## Tarefa a
Reescreva as entradas desde o início até a linha que contém "- spectrogram-noise-speckle: [165, 57, 169, 67]", incluindo essa linha. Troque "visual elements" por "visual components" e mantenha todo o resto inalterado.

Nas savanas, o fogo é um instrumento de manejo precioso, que pode levar
a uma grande gama de resultados ecológicos, em médio prazo. Lidando com
os elementos que compõem o regime de uma queimada – frequência,
intensidade e época da queima – se pode aumentar ou diminuir a produção
de folhas e frutos, estimular ou excluir determinadas espécies de
plantas e animais, aumentar ou diminuir os nutrientes disponíveis às
plantas no solo, ralear ou adensar a vegetação arbórea. Assim, o uso
adequado e planejado do fogo pode ser uma estratégia de manejo boa e
barata para a manutenção de pastagens naturais e também de parques
nacionais e reservas biológicas que se destinam à proteção dos
ecossistemas do Cerrado.

(Registros de origem)

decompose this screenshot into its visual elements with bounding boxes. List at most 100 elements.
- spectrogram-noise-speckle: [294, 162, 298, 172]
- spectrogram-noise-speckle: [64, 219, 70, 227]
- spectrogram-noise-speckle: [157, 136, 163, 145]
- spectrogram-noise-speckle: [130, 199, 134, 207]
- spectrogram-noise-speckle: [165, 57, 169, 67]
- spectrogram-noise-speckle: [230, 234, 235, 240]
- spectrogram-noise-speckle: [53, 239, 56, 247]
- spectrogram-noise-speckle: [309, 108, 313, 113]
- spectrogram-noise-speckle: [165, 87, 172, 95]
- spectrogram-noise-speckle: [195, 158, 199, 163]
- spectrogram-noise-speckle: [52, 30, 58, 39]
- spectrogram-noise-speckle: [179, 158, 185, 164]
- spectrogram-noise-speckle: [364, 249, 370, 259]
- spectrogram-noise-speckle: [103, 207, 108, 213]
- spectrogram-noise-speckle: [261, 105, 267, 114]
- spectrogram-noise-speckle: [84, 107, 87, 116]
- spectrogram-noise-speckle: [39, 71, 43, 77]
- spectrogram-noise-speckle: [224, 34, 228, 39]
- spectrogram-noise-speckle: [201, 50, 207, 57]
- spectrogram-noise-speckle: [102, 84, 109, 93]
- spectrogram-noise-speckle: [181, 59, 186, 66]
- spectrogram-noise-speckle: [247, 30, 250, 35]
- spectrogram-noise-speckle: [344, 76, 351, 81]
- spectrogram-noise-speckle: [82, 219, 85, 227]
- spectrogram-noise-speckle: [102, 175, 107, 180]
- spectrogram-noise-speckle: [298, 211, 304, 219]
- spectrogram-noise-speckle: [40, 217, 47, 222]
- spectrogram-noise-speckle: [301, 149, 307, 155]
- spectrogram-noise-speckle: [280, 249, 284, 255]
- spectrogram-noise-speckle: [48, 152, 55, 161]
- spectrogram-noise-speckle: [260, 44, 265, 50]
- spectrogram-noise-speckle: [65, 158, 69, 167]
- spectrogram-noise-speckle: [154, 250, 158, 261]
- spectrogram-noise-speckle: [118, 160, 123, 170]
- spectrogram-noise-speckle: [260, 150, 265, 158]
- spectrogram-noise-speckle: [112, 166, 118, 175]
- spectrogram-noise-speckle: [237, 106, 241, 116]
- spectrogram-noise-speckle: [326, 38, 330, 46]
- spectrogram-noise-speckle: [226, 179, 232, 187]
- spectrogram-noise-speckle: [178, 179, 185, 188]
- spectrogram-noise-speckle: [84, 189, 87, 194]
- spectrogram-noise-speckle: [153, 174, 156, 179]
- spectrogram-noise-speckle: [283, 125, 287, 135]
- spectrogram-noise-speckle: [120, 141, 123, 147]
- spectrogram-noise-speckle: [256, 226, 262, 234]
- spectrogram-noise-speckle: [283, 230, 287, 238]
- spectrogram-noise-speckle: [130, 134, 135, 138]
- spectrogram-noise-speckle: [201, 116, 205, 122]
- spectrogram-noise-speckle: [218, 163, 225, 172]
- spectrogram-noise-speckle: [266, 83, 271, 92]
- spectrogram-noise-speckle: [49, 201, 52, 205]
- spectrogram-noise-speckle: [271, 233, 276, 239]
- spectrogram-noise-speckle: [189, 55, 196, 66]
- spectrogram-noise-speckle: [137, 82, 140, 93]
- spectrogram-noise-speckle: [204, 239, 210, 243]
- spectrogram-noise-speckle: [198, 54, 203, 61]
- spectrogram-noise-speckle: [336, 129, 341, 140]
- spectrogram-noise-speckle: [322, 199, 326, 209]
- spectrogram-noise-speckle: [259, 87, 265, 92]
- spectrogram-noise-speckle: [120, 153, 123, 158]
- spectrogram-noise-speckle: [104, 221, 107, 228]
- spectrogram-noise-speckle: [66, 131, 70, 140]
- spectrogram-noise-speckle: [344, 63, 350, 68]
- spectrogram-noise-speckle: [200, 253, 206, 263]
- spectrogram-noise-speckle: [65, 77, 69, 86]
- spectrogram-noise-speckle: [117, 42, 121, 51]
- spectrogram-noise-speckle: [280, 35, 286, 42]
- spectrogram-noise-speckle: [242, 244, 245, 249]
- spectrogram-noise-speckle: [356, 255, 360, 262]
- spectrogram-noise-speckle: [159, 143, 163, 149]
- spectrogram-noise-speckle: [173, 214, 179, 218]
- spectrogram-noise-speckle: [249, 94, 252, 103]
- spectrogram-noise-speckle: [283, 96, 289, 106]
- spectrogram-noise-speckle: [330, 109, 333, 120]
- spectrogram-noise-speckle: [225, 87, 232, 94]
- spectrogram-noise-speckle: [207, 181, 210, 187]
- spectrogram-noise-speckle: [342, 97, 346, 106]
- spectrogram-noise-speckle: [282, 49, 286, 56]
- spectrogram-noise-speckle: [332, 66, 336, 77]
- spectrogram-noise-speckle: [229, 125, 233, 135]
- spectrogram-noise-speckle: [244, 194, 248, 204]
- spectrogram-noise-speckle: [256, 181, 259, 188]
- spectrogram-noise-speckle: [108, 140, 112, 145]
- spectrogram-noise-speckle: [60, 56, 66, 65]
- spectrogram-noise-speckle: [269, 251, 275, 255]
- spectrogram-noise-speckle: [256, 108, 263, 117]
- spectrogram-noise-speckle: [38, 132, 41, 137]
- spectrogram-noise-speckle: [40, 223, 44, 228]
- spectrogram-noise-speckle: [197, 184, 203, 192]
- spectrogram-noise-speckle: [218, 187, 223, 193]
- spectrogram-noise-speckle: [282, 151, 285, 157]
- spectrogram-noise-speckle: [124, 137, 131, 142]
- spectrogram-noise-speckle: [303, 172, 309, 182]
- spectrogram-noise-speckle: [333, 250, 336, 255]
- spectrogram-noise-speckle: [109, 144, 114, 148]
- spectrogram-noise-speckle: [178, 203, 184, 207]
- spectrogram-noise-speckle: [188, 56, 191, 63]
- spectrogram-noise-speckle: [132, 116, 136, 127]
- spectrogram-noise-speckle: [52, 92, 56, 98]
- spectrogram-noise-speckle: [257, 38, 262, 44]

## Tarefa b
Segundo o texto sobre o fogo nas savanas, quais são os elementos que compõem o regime de uma queimada?

## Solução a
decompose this screenshot into its visual components with bounding boxes. List at most 100 elements.
- spectrogram-noise-speckle: [294, 162, 298, 172]
- spectrogram-noise-speckle: [64, 219, 70, 227]
- spectrogram-noise-speckle: [157, 136, 163, 145]
- spectrogram-noise-speckle: [130, 199, 134, 207]
- spectrogram-noise-speckle: [165, 57, 169, 67]

## Solução b
Frequência, intensidade e época da queima.